**EXERCISE OBJECTIVE**
Word for word, print each line of the listing below; pictures stay out.

[Entries taken from a collection]

——

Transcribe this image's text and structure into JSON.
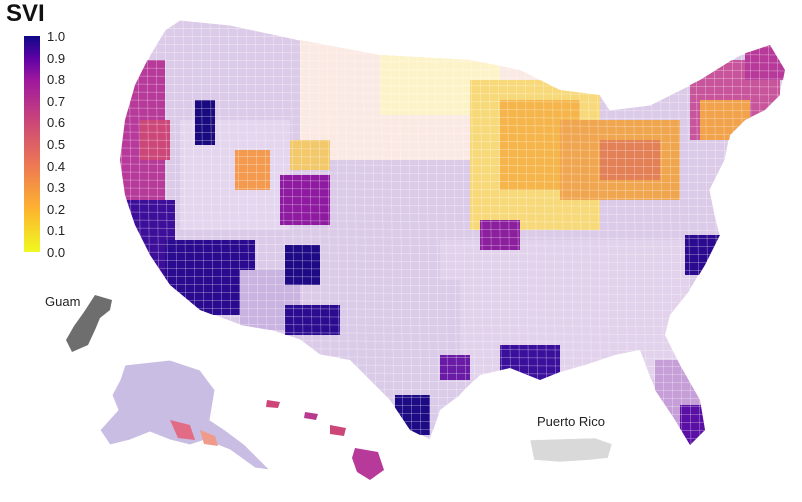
{
  "legend": {
    "title": "SVI",
    "ticks": [
      "1.0",
      "0.9",
      "0.8",
      "0.7",
      "0.6",
      "0.5",
      "0.4",
      "0.3",
      "0.2",
      "0.1",
      "0.0"
    ],
    "colormap": [
      "#f0f921",
      "#fdb32f",
      "#ed7953",
      "#cc4778",
      "#9c179e",
      "#5c01a6",
      "#0d0887"
    ]
  },
  "labels": {
    "guam": "Guam",
    "puerto_rico": "Puerto Rico"
  },
  "colors": {
    "territory_fill": "#6e6e6e",
    "puerto_rico_fill": "#d9d9d9",
    "base_fill": "#d7c4e6"
  }
}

——

**SOLVED PROBLEM**
Transcribe this image's text and structure into JSON.
{
  "legend": {
    "title": "SVI",
    "ticks": [
      "1.0",
      "0.9",
      "0.8",
      "0.7",
      "0.6",
      "0.5",
      "0.4",
      "0.3",
      "0.2",
      "0.1",
      "0.0"
    ],
    "colormap": [
      "#f0f921",
      "#fdb32f",
      "#ed7953",
      "#cc4778",
      "#9c179e",
      "#5c01a6",
      "#0d0887"
    ]
  },
  "labels": {
    "guam": "Guam",
    "puerto_rico": "Puerto Rico"
  },
  "colors": {
    "territory_fill": "#6e6e6e",
    "puerto_rico_fill": "#d9d9d9",
    "base_fill": "#d7c4e6"
  }
}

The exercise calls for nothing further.